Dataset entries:
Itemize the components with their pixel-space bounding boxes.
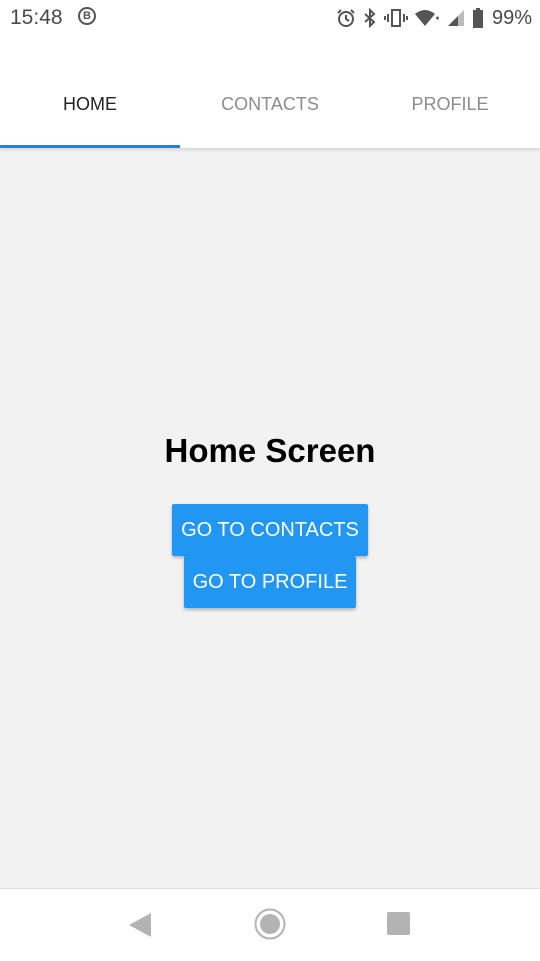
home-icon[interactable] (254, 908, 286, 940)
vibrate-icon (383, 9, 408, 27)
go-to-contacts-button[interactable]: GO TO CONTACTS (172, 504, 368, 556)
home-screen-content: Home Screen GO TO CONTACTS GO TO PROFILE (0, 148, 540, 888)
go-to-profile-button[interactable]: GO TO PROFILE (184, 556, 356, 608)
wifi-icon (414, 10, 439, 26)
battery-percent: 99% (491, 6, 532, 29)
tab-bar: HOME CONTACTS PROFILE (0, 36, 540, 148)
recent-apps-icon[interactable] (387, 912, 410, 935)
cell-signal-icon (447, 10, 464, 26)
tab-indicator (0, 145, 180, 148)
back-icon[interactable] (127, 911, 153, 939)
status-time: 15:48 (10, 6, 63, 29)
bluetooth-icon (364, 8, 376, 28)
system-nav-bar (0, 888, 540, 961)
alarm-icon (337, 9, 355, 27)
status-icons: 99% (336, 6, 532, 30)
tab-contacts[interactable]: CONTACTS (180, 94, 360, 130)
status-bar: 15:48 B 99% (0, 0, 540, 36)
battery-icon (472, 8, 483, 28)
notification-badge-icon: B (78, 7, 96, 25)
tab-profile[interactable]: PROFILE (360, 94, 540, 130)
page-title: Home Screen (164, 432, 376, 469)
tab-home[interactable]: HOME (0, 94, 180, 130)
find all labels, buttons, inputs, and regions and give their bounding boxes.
--
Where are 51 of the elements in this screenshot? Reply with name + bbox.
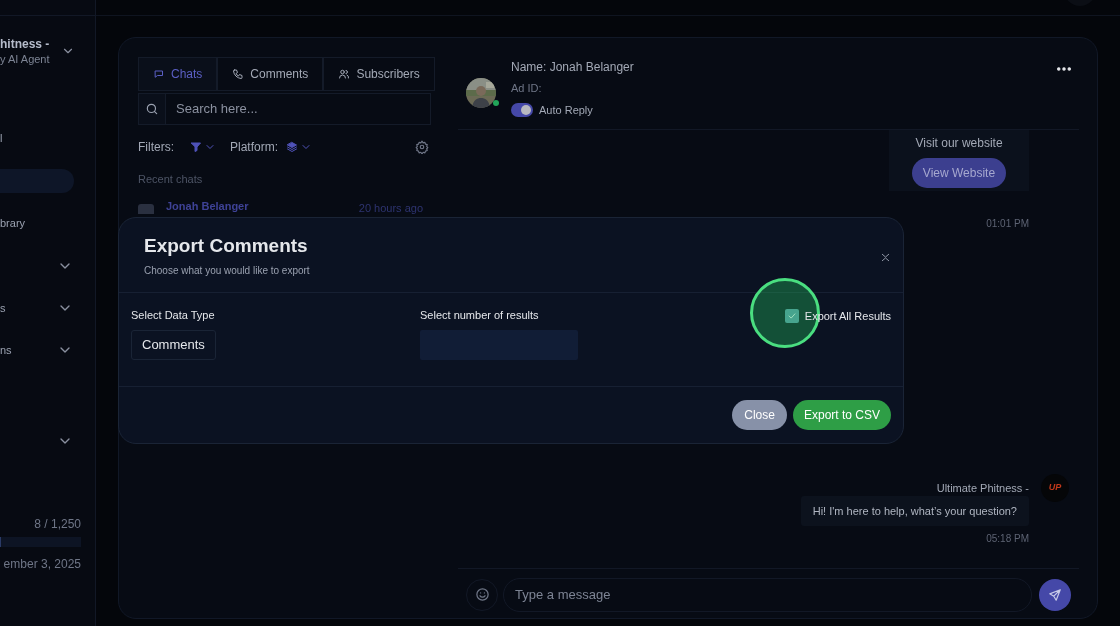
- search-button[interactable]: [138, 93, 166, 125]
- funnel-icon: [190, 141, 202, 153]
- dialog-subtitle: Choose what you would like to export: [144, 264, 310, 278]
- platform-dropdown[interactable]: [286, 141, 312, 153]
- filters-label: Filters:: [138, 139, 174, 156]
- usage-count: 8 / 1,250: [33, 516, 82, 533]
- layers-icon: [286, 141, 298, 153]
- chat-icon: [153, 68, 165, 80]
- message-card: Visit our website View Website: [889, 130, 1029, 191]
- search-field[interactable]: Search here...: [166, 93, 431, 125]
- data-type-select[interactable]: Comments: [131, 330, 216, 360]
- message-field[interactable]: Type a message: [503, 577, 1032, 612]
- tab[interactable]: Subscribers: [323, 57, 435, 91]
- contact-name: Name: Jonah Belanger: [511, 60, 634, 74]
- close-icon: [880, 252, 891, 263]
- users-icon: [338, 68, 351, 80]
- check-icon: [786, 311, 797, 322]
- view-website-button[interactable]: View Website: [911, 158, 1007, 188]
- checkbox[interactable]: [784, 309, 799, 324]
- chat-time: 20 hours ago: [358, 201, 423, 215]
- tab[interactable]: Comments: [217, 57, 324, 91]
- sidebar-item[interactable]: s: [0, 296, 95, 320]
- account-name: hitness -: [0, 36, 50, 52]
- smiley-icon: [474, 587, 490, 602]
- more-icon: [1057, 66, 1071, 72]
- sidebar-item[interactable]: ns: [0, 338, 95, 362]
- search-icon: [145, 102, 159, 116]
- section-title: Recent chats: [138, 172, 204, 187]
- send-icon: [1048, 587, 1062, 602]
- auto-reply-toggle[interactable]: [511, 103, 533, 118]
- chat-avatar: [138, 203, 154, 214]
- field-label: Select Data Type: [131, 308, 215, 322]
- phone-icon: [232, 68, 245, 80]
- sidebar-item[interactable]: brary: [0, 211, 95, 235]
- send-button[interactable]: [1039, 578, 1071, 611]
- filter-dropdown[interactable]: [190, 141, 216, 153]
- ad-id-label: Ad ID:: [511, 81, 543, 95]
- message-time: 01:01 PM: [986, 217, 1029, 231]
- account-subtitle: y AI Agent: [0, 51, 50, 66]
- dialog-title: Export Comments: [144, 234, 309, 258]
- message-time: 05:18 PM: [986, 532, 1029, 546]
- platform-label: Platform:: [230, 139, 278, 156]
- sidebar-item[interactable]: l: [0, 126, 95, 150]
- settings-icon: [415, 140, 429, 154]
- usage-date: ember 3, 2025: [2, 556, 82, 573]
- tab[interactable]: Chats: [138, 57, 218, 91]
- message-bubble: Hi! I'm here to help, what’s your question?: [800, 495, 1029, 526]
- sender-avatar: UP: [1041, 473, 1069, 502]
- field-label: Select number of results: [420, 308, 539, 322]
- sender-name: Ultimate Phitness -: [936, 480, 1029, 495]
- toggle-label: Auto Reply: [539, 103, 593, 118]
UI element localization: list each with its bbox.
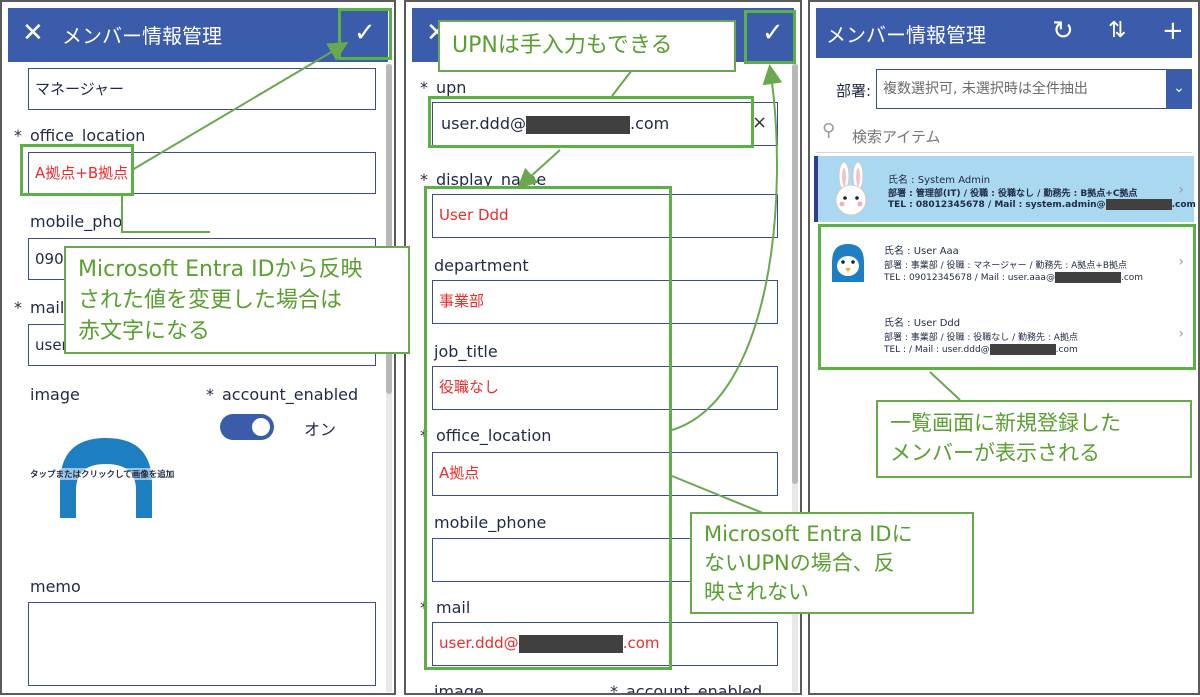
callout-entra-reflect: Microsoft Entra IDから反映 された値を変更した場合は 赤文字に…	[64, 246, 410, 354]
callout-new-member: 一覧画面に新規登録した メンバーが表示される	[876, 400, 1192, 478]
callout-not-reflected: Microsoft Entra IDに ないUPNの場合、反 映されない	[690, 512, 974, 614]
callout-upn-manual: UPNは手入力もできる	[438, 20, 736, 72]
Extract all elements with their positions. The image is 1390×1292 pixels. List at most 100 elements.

**Stated problem:**
Edit the material starting at the line that contains "callout-entra-reflect: Microsoft Entra" and ending at the line that contains "Extract all elements": write those lines again with "positions" changed to "coordinates" and nothing else altered.

**Reply:**
callout-entra-reflect: Microsoft Entra IDから反映 された値を変更した場合は 赤文字に…	[64, 246, 410, 354]
callout-new-member: 一覧画面に新規登録した メンバーが表示される	[876, 400, 1192, 478]
callout-not-reflected: Microsoft Entra IDに ないUPNの場合、反 映されない	[690, 512, 974, 614]
callout-upn-manual: UPNは手入力もできる	[438, 20, 736, 72]
Extract all elements with their coordinates. The image is 1390×1292 pixels. List at most 100 elements.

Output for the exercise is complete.